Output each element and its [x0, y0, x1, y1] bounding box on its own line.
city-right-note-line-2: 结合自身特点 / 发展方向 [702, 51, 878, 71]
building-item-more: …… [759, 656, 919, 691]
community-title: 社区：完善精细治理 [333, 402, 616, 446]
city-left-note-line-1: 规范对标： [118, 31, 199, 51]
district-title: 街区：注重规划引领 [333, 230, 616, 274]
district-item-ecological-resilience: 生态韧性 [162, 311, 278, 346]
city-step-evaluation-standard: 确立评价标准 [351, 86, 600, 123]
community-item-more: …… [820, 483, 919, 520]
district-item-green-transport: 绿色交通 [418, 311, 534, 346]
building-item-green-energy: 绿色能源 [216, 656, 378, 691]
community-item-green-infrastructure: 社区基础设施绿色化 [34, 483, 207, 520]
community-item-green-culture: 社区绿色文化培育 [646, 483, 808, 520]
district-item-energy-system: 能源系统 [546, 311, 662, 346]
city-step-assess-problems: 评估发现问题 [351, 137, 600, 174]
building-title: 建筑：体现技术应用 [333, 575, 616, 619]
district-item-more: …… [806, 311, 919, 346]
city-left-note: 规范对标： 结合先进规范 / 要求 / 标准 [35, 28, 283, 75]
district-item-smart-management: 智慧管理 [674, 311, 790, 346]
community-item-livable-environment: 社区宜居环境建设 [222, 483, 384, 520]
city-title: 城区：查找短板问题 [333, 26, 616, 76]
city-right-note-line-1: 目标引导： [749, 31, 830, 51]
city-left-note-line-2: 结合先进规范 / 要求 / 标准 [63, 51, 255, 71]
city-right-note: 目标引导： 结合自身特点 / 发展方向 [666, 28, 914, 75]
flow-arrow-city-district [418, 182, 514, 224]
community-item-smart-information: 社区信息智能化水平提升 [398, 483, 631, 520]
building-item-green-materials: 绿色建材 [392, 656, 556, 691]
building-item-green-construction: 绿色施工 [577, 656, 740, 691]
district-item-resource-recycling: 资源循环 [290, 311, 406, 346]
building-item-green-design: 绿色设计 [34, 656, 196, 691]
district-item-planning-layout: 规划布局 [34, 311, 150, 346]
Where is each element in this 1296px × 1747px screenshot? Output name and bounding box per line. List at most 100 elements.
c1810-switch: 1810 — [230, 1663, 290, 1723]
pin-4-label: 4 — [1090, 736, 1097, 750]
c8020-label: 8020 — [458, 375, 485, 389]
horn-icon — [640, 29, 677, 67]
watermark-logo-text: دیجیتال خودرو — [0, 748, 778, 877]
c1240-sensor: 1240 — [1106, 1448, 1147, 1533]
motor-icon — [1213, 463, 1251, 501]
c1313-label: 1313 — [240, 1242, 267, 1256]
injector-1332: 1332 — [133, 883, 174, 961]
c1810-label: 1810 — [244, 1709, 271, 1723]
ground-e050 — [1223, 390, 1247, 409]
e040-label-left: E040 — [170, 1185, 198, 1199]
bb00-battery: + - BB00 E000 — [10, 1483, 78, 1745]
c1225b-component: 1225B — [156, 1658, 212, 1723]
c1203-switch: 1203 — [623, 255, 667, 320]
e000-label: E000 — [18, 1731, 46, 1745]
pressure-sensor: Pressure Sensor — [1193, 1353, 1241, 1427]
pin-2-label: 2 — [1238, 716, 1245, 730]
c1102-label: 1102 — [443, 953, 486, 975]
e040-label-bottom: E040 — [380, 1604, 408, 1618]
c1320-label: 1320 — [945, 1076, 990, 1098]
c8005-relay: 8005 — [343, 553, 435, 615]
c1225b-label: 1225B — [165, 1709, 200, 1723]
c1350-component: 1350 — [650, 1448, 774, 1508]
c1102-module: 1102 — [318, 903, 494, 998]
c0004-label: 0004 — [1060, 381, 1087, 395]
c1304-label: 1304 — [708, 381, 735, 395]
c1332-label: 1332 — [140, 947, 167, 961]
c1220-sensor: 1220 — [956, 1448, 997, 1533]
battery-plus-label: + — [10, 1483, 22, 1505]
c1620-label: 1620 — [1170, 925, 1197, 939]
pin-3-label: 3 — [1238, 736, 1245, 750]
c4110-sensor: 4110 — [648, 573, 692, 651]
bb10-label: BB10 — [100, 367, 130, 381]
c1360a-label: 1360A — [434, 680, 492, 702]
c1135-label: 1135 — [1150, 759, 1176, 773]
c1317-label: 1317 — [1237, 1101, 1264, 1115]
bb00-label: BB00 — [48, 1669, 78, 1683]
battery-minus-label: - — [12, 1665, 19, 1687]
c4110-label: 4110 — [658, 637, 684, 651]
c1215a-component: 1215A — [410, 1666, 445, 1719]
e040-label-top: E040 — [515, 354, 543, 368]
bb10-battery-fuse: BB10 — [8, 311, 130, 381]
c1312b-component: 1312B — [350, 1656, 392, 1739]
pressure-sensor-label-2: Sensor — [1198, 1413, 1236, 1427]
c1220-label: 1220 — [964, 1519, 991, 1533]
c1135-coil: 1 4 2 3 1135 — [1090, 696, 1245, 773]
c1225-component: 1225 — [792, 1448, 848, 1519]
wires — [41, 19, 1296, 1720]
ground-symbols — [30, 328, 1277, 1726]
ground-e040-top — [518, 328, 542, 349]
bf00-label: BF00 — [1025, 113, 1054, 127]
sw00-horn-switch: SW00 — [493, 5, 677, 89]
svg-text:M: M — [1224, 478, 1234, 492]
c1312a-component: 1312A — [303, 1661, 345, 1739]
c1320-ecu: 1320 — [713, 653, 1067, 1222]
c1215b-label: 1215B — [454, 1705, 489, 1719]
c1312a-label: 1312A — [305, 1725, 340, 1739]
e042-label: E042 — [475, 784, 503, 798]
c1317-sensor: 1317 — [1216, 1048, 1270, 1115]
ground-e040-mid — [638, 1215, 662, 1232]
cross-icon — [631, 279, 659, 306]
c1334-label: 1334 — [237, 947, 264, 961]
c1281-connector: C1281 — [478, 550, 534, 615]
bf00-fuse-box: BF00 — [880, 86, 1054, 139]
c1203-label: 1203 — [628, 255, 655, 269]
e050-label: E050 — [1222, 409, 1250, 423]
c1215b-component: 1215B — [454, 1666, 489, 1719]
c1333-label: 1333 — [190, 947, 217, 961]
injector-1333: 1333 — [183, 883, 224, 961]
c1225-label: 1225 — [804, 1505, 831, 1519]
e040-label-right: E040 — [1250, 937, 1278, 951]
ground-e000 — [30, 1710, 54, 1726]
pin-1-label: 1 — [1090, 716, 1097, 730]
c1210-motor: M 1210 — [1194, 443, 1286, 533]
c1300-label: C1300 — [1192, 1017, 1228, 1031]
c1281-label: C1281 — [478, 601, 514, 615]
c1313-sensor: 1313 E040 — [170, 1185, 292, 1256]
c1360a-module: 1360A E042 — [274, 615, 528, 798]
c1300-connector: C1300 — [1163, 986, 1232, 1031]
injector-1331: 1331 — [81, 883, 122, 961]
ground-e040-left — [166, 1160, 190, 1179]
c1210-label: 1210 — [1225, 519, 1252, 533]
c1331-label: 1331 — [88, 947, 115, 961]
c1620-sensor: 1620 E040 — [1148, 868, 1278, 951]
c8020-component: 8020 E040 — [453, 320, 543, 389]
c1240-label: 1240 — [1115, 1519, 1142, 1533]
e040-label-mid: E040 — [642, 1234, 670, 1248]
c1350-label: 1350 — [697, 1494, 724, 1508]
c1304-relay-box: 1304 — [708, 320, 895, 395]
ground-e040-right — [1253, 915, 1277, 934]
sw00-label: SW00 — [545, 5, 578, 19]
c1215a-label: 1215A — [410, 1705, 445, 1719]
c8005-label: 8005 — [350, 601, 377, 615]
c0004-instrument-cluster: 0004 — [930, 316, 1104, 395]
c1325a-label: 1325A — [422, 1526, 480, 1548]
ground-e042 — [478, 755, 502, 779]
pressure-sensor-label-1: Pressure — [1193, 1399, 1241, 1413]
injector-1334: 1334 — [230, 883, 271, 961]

▬▬▬▬▬▬

● STATED TASK:
Transcribe the material verbatim, from its first line down to the line containing "c1810-label: 1810 — [244, 1709, 271, 1723]", with both ends included.

● OUTPUT BELOW:
Output each element and its [x0, y0, x1, y1] bounding box on its own line.
city-right-note-line-2: 结合自身特点 / 发展方向 [702, 51, 878, 71]
building-item-more: …… [759, 656, 919, 691]
community-title: 社区：完善精细治理 [333, 402, 616, 446]
city-left-note-line-1: 规范对标： [118, 31, 199, 51]
district-title: 街区：注重规划引领 [333, 230, 616, 274]
district-item-ecological-resilience: 生态韧性 [162, 311, 278, 346]
city-step-evaluation-standard: 确立评价标准 [351, 86, 600, 123]
community-item-more: …… [820, 483, 919, 520]
district-item-green-transport: 绿色交通 [418, 311, 534, 346]
building-item-green-energy: 绿色能源 [216, 656, 378, 691]
community-item-green-infrastructure: 社区基础设施绿色化 [34, 483, 207, 520]
community-item-green-culture: 社区绿色文化培育 [646, 483, 808, 520]
district-item-energy-system: 能源系统 [546, 311, 662, 346]
city-step-assess-problems: 评估发现问题 [351, 137, 600, 174]
building-title: 建筑：体现技术应用 [333, 575, 616, 619]
district-item-more: …… [806, 311, 919, 346]
city-left-note: 规范对标： 结合先进规范 / 要求 / 标准 [35, 28, 283, 75]
district-item-smart-management: 智慧管理 [674, 311, 790, 346]
community-item-livable-environment: 社区宜居环境建设 [222, 483, 384, 520]
city-title: 城区：查找短板问题 [333, 26, 616, 76]
city-right-note-line-1: 目标引导： [749, 31, 830, 51]
city-left-note-line-2: 结合先进规范 / 要求 / 标准 [63, 51, 255, 71]
city-right-note: 目标引导： 结合自身特点 / 发展方向 [666, 28, 914, 75]
flow-arrow-city-district [418, 182, 514, 224]
community-item-smart-information: 社区信息智能化水平提升 [398, 483, 631, 520]
building-item-green-materials: 绿色建材 [392, 656, 556, 691]
building-item-green-construction: 绿色施工 [577, 656, 740, 691]
district-item-resource-recycling: 资源循环 [290, 311, 406, 346]
building-item-green-design: 绿色设计 [34, 656, 196, 691]
district-item-planning-layout: 规划布局 [34, 311, 150, 346]
Where is each element in this 1296px × 1747px screenshot? Output name and bounding box per line. List at most 100 elements.
c1810-switch: 1810 — [230, 1663, 290, 1723]
pin-4-label: 4 — [1090, 736, 1097, 750]
c8020-label: 8020 — [458, 375, 485, 389]
horn-icon — [640, 29, 677, 67]
watermark-logo-text: دیجیتال خودرو — [0, 748, 778, 877]
c1240-sensor: 1240 — [1106, 1448, 1147, 1533]
motor-icon — [1213, 463, 1251, 501]
c1313-label: 1313 — [240, 1242, 267, 1256]
injector-1332: 1332 — [133, 883, 174, 961]
c1810-label: 1810 — [244, 1709, 271, 1723]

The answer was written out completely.